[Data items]
━━━━━━━━
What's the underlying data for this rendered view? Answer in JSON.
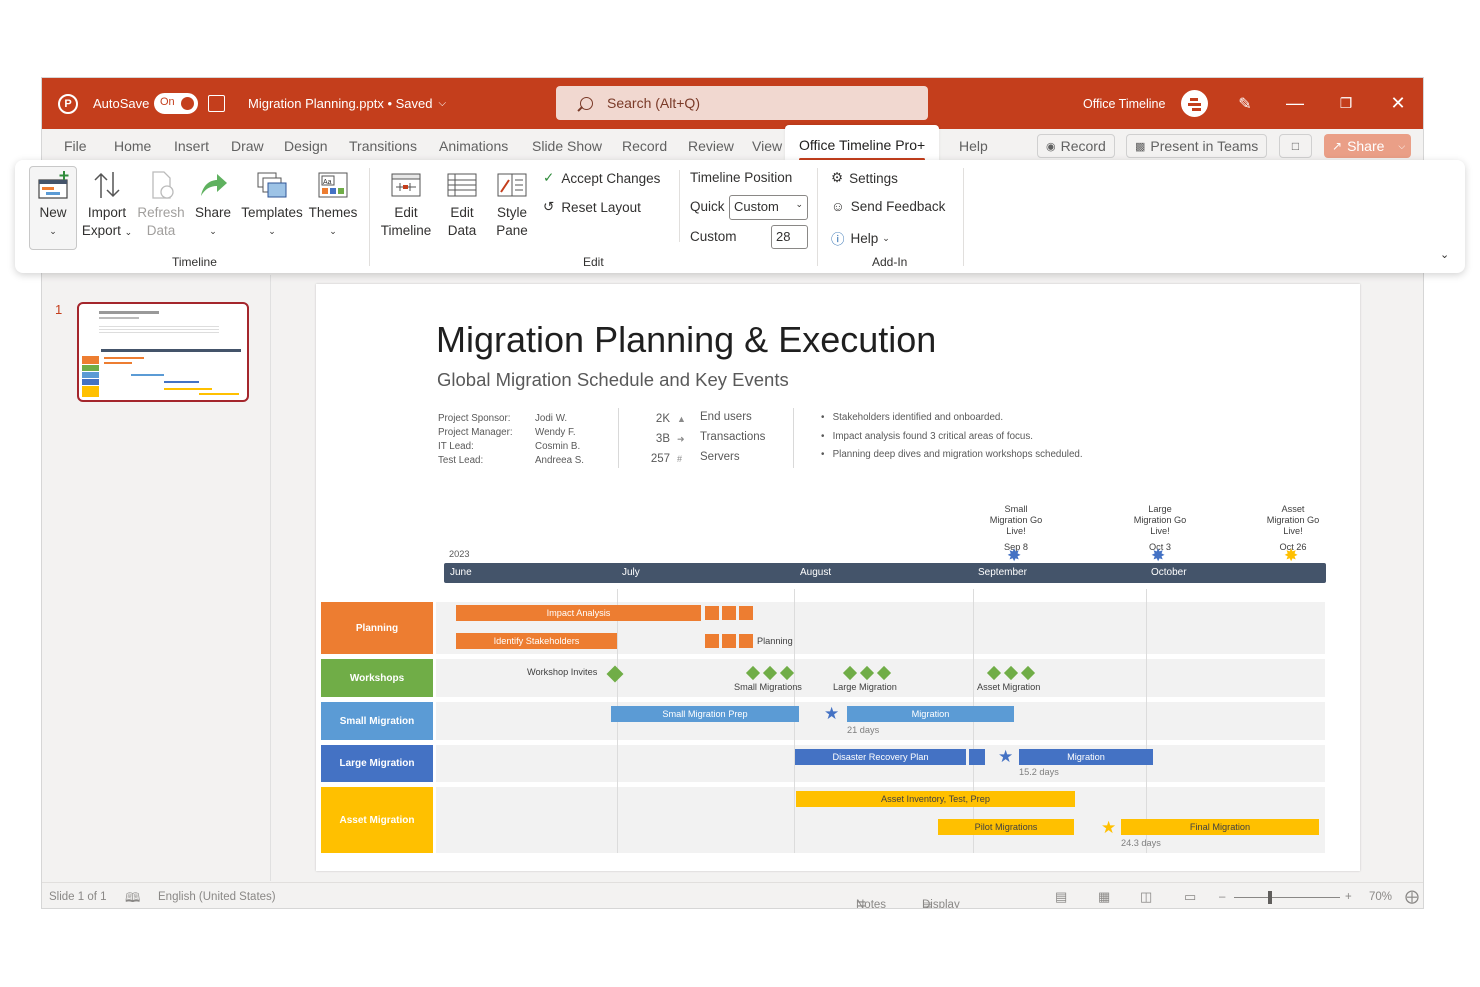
{
  "titlebar": {
    "autosave_label": "AutoSave",
    "autosave_state": "On",
    "file_name": "Migration Planning.pptx • Saved",
    "search_placeholder": "Search (Alt+Q)",
    "addin_name": "Office Timeline"
  },
  "menu": {
    "tabs": [
      "File",
      "Home",
      "Insert",
      "Draw",
      "Design",
      "Transitions",
      "Animations",
      "Slide Show",
      "Record",
      "Review",
      "View",
      "Office Timeline Pro+",
      "Help"
    ],
    "record_label": "Record",
    "present_label": "Present in Teams",
    "share_label": "Share"
  },
  "ribbon": {
    "new": "New",
    "import": "Import",
    "export": "Export",
    "refresh": "Refresh",
    "data": "Data",
    "share": "Share",
    "templates": "Templates",
    "themes": "Themes",
    "group_timeline": "Timeline",
    "edit": "Edit",
    "timeline": "Timeline",
    "style": "Style",
    "pane": "Pane",
    "accept_changes": "Accept Changes",
    "reset_layout": "Reset Layout",
    "timeline_position": "Timeline Position",
    "quick": "Quick",
    "quick_value": "Custom",
    "custom": "Custom",
    "custom_value": "28",
    "group_edit": "Edit",
    "settings": "Settings",
    "send_feedback": "Send Feedback",
    "help": "Help",
    "group_addin": "Add-In"
  },
  "slide_pane": {
    "slide_number": "1"
  },
  "slide": {
    "title": "Migration Planning & Execution",
    "subtitle": "Global Migration Schedule and Key Events",
    "roles": [
      "Project Sponsor:",
      "Project Manager:",
      "IT Lead:",
      "Test Lead:"
    ],
    "people": [
      "Jodi W.",
      "Wendy F.",
      "Cosmin B.",
      "Andreea S."
    ],
    "kpis": [
      {
        "value": "2K",
        "label": "End users"
      },
      {
        "value": "3B",
        "label": "Transactions"
      },
      {
        "value": "257",
        "label": "Servers"
      }
    ],
    "bullets": [
      "Stakeholders identified and onboarded.",
      "Impact analysis found 3 critical areas of focus.",
      "Planning deep dives and migration workshops scheduled."
    ],
    "year": "2023",
    "months": [
      "June",
      "July",
      "August",
      "September",
      "October"
    ],
    "milestones": [
      {
        "title": "Small Migration Go Live!",
        "date": "Sep 8",
        "color": "#4472c4"
      },
      {
        "title": "Large Migration Go Live!",
        "date": "Oct 3",
        "color": "#4472c4"
      },
      {
        "title": "Asset Migration Go Live!",
        "date": "Oct 26",
        "color": "#ffc000"
      }
    ],
    "rows": [
      {
        "name": "Planning",
        "color": "#ed7d31"
      },
      {
        "name": "Workshops",
        "color": "#70ad47"
      },
      {
        "name": "Small Migration",
        "color": "#5b9bd5"
      },
      {
        "name": "Large Migration",
        "color": "#4472c4"
      },
      {
        "name": "Asset Migration",
        "color": "#ffc000"
      }
    ],
    "tasks": {
      "impact_analysis": "Impact Analysis",
      "identify_stakeholders": "Identify Stakeholders",
      "planning": "Planning",
      "workshop_invites": "Workshop Invites",
      "small_migrations": "Small Migrations",
      "large_migration": "Large Migration",
      "asset_migration": "Asset Migration",
      "small_migration_prep": "Small Migration Prep",
      "migration": "Migration",
      "days_21": "21 days",
      "disaster_recovery": "Disaster Recovery Plan",
      "migration2": "Migration",
      "days_15": "15.2 days",
      "asset_inventory": "Asset Inventory, Test, Prep",
      "pilot_migrations": "Pilot Migrations",
      "final_migration": "Final Migration",
      "days_24": "24.3 days"
    }
  },
  "status": {
    "slide_of": "Slide 1 of 1",
    "language": "English (United States)",
    "notes": "Notes",
    "display_settings": "Display Settings",
    "zoom": "70%"
  }
}
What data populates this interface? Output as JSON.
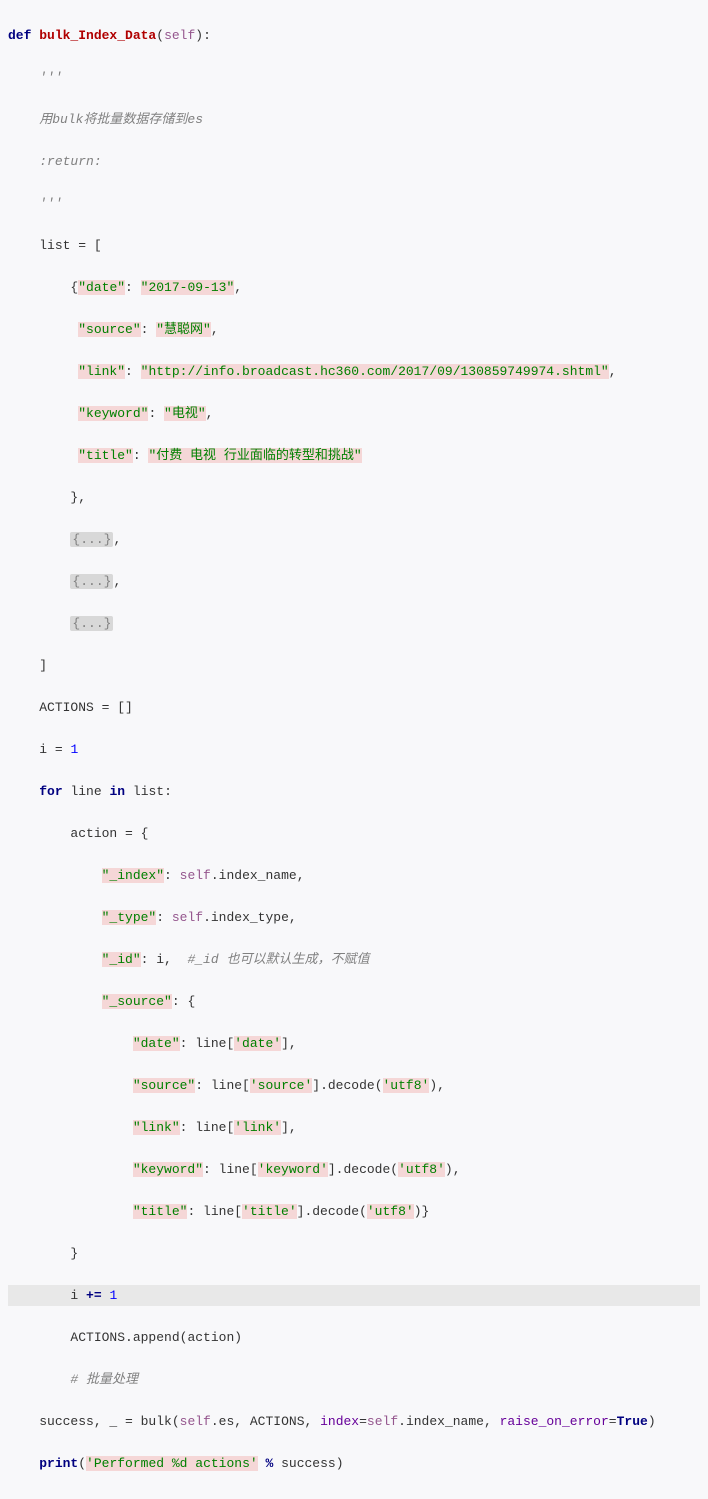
{
  "code": {
    "def_kw": "def",
    "func_name": "bulk_Index_Data",
    "self_param": "self",
    "docstring_open": "'''",
    "docstring_l1": "用bulk将批量数据存储到es",
    "docstring_l2": ":return:",
    "docstring_close": "'''",
    "list_assign": "list = [",
    "dict_open": "{",
    "date_key": "\"date\"",
    "date_val": "\"2017-09-13\"",
    "source_key": "\"source\"",
    "source_val": "\"慧聪网\"",
    "link_key": "\"link\"",
    "link_val": "\"http://info.broadcast.hc360.com/2017/09/130859749974.shtml\"",
    "keyword_key": "\"keyword\"",
    "keyword_val": "\"电视\"",
    "title_key": "\"title\"",
    "title_val": "\"付费 电视 行业面临的转型和挑战\"",
    "dict_close": "},",
    "fold1": "{...}",
    "fold2": "{...}",
    "fold3": "{...}",
    "list_close": "]",
    "actions_assign": "ACTIONS = []",
    "i_assign_pre": "i = ",
    "i_assign_val": "1",
    "for_kw": "for",
    "line_var": "line",
    "in_kw": "in",
    "list_var": "list:",
    "action_assign": "action = {",
    "idx_key": "\"_index\"",
    "self_kw": "self",
    "idx_attr": ".index_name,",
    "type_key": "\"_type\"",
    "type_attr": ".index_type,",
    "id_key": "\"_id\"",
    "id_val": ": i,  ",
    "id_comment": "#_id 也可以默认生成，不赋值",
    "src_key": "\"_source\"",
    "src_open": ": {",
    "s_date_key": "\"date\"",
    "s_date_rhs_pre": ": line[",
    "s_date_arg": "'date'",
    "s_date_rhs_post": "],",
    "s_source_key": "\"source\"",
    "s_source_pre": ": line[",
    "s_source_arg": "'source'",
    "s_source_mid": "].decode(",
    "s_utf8_1": "'utf8'",
    "s_source_post": "),",
    "s_link_key": "\"link\"",
    "s_link_pre": ": line[",
    "s_link_arg": "'link'",
    "s_link_post": "],",
    "s_keyword_key": "\"keyword\"",
    "s_keyword_pre": ": line[",
    "s_keyword_arg": "'keyword'",
    "s_keyword_mid": "].decode(",
    "s_utf8_2": "'utf8'",
    "s_keyword_post": "),",
    "s_title_key": "\"title\"",
    "s_title_pre": ": line[",
    "s_title_arg": "'title'",
    "s_title_mid": "].decode(",
    "s_utf8_3": "'utf8'",
    "s_title_post": ")}",
    "action_close": "}",
    "i_incr_pre": "i ",
    "i_incr_op": "+=",
    "i_incr_val": " 1",
    "actions_append": "ACTIONS.append(action)",
    "batch_comment": "# 批量处理",
    "bulk_pre": "success, _ = bulk(",
    "bulk_self": "self",
    "bulk_es": ".es, ACTIONS, ",
    "bulk_index_kw": "index",
    "bulk_eq": "=",
    "bulk_self2": "self",
    "bulk_idxname": ".index_name, ",
    "bulk_raise_kw": "raise_on_error",
    "bulk_eq2": "=",
    "bulk_true": "True",
    "bulk_close": ")",
    "print_kw": "print",
    "print_open": "(",
    "print_str": "'Performed %d actions'",
    "print_pct": " % ",
    "print_var": "success)",
    "colon": ":",
    "comma": ","
  }
}
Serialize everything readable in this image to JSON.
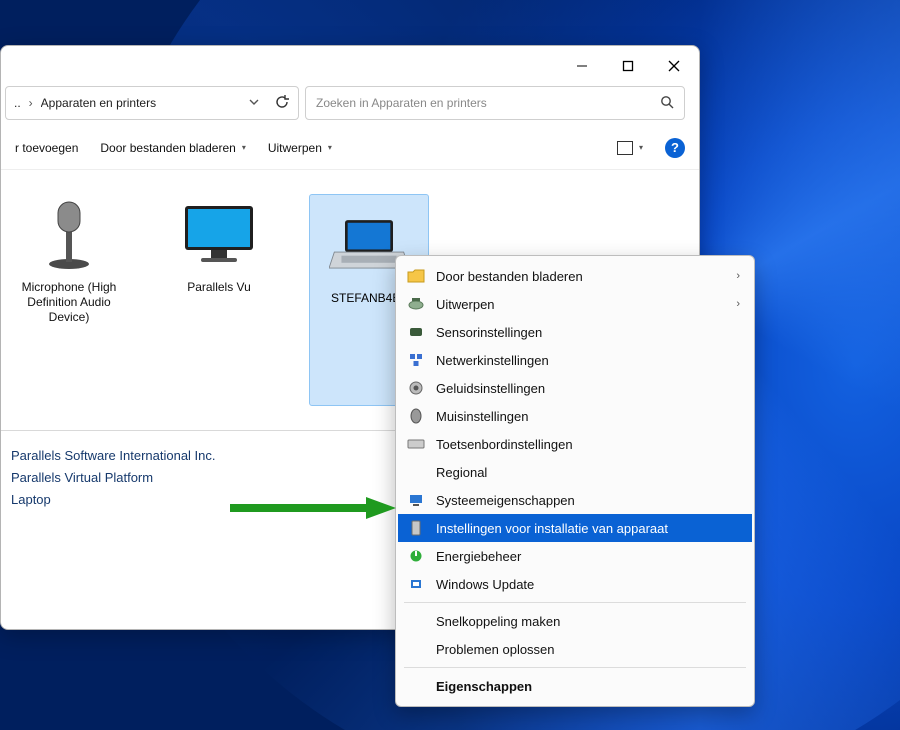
{
  "titlebar": {
    "min": "Minimize",
    "max": "Maximize",
    "close": "Close"
  },
  "address": {
    "path_prefix": "..",
    "path_sep": "›",
    "path_text": "Apparaten en printers",
    "refresh": "Refresh"
  },
  "search": {
    "placeholder": "Zoeken in Apparaten en printers"
  },
  "toolbar": {
    "add": "r toevoegen",
    "browse": "Door bestanden bladeren",
    "eject": "Uitwerpen",
    "view": "View",
    "help": "?"
  },
  "devices": [
    {
      "caption": "Microphone\n(High Definition Audio Device)",
      "selected": false,
      "icon": "microphone"
    },
    {
      "caption": "Parallels Vu",
      "selected": false,
      "icon": "monitor"
    },
    {
      "caption": "STEFANB4E0",
      "selected": true,
      "icon": "laptop"
    }
  ],
  "details": {
    "line1": "Parallels Software International Inc.",
    "line2": "Parallels Virtual Platform",
    "line3": "Laptop"
  },
  "context_menu": {
    "items": [
      {
        "label": "Door bestanden bladeren",
        "icon": "folder",
        "submenu": true
      },
      {
        "label": "Uitwerpen",
        "icon": "eject",
        "submenu": true
      },
      {
        "label": "Sensorinstellingen",
        "icon": "sensor"
      },
      {
        "label": "Netwerkinstellingen",
        "icon": "network"
      },
      {
        "label": "Geluidsinstellingen",
        "icon": "sound"
      },
      {
        "label": "Muisinstellingen",
        "icon": "mouse"
      },
      {
        "label": "Toetsenbordinstellingen",
        "icon": "keyboard"
      },
      {
        "label": "Regional",
        "icon": ""
      },
      {
        "label": "Systeemeigenschappen",
        "icon": "system"
      },
      {
        "label": "Instellingen voor installatie van apparaat",
        "icon": "device",
        "highlight": true
      },
      {
        "label": "Energiebeheer",
        "icon": "power"
      },
      {
        "label": "Windows Update",
        "icon": "update"
      }
    ],
    "after_items": [
      {
        "label": "Snelkoppeling maken"
      },
      {
        "label": "Problemen oplossen"
      }
    ],
    "properties": "Eigenschappen"
  }
}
━━━━━━━━
- EXERCISE INSTRUCTIONS
What is the number of lines in the listing that contain the string "decode"? Reply with that number alone.

- FULL ANSWER
3